-- Set task --
Say how many lines include the word "type". Reply with nothing but the number.

*** Stored records ***

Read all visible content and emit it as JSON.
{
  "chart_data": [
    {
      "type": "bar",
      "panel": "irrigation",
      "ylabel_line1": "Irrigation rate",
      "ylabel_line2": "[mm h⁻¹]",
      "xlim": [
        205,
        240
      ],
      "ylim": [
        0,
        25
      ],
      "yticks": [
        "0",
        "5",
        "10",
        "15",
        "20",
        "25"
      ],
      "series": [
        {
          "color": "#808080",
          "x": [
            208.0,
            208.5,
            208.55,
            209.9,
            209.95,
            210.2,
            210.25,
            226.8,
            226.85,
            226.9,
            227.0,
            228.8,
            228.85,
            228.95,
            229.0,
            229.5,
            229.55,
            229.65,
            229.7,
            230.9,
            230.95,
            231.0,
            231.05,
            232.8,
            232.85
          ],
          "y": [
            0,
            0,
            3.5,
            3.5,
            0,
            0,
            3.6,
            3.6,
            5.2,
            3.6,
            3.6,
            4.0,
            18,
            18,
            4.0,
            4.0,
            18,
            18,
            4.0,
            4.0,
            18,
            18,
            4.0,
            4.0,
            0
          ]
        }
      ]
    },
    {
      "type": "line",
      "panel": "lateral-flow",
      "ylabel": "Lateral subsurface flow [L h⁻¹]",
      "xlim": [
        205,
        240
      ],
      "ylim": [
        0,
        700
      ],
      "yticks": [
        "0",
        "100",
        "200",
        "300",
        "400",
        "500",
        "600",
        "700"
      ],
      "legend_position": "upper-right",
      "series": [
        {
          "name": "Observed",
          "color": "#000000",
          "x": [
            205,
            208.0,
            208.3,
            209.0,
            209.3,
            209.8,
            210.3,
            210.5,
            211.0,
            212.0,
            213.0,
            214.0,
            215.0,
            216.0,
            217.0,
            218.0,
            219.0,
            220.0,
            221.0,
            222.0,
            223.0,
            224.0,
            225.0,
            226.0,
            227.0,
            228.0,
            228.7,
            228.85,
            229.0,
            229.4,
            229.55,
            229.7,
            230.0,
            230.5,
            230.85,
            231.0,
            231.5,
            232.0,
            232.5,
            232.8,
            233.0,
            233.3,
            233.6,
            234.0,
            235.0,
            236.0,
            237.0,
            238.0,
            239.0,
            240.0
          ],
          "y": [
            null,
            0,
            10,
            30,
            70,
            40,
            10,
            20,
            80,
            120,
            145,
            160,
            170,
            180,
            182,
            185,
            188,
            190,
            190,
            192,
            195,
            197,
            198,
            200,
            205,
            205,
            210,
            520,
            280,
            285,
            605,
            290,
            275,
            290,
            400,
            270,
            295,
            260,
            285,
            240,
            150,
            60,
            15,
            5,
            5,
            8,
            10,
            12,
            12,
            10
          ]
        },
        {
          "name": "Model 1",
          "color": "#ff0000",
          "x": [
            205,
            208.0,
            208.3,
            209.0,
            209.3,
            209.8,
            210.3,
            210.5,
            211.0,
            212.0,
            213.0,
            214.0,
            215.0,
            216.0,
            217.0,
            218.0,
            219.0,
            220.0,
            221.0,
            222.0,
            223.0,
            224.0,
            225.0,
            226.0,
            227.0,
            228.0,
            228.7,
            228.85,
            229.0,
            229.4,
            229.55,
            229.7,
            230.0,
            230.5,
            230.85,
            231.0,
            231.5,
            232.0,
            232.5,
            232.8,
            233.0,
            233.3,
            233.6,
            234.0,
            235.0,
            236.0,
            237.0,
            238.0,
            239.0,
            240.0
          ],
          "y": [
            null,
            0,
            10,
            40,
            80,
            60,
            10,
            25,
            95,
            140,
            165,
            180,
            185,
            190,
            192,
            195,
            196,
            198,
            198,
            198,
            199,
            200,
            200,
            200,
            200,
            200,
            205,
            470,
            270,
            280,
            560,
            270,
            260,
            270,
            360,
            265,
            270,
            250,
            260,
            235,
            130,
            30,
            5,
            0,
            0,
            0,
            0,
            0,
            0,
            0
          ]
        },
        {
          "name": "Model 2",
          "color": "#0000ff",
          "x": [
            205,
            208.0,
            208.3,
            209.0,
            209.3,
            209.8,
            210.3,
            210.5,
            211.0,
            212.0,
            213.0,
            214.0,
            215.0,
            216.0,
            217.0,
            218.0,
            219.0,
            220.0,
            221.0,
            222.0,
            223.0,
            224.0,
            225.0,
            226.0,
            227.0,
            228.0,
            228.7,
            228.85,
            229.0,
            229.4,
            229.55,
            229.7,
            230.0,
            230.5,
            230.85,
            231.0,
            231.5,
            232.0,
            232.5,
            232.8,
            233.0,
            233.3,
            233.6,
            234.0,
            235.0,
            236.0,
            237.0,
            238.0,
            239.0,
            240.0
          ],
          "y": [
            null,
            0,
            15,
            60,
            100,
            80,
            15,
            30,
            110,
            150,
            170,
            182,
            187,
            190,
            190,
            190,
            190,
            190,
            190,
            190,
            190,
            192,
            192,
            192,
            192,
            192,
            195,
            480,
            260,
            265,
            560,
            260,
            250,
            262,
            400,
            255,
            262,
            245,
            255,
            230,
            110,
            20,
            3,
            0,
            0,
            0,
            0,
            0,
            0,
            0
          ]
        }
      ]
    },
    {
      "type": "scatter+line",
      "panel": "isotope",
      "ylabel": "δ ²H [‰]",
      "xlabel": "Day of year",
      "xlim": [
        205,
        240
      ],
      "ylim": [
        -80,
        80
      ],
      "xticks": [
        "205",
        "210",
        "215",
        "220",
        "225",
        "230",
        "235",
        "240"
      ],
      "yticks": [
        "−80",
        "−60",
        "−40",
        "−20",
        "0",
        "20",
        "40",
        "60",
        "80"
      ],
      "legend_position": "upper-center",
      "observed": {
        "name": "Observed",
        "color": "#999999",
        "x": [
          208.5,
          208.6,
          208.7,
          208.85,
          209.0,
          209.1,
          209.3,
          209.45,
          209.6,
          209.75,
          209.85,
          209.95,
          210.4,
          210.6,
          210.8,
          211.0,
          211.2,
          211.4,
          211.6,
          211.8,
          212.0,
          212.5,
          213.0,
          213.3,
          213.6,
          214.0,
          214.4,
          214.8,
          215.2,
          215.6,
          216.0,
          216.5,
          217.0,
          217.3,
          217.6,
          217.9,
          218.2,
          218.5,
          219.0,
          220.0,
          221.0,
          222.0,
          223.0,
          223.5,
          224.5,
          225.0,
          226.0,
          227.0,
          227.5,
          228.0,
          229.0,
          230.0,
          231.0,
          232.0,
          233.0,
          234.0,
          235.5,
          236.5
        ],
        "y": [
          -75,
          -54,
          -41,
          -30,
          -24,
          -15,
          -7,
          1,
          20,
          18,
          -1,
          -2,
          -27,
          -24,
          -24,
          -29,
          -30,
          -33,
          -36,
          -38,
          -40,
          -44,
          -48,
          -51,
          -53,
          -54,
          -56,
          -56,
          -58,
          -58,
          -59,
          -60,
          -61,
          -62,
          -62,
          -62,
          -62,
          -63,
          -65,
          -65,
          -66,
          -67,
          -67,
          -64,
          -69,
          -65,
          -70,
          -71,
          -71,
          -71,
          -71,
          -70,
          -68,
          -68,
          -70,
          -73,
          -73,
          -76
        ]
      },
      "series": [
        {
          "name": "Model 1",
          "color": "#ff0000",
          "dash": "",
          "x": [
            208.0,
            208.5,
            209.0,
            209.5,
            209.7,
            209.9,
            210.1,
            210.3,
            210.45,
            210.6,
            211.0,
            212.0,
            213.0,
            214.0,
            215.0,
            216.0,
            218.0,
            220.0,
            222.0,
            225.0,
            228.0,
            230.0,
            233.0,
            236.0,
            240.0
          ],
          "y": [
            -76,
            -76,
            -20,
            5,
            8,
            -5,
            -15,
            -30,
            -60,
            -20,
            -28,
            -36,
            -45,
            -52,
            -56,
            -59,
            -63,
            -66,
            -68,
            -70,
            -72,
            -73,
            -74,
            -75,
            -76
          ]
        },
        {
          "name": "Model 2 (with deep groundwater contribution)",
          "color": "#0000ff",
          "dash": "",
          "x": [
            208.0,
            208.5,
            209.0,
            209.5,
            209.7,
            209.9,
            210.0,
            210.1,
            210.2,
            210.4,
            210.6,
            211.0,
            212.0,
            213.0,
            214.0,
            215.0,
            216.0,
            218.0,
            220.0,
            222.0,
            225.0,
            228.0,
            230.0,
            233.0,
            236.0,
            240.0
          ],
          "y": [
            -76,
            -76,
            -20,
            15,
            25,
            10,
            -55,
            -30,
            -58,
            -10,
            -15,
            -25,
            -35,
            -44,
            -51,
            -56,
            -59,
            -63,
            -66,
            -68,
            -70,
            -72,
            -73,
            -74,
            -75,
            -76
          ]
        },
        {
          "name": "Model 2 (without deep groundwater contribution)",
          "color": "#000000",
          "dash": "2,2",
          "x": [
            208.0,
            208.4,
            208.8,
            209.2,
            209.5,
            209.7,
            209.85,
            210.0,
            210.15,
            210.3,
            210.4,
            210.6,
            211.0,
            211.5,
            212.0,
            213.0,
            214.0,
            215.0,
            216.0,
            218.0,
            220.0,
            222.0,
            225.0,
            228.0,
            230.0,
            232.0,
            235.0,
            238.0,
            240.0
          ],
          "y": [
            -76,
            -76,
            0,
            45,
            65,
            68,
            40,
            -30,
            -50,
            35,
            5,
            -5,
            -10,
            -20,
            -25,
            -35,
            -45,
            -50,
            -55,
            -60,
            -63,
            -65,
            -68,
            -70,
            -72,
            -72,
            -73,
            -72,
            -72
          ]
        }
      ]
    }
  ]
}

***

-- Result for this exercise --
3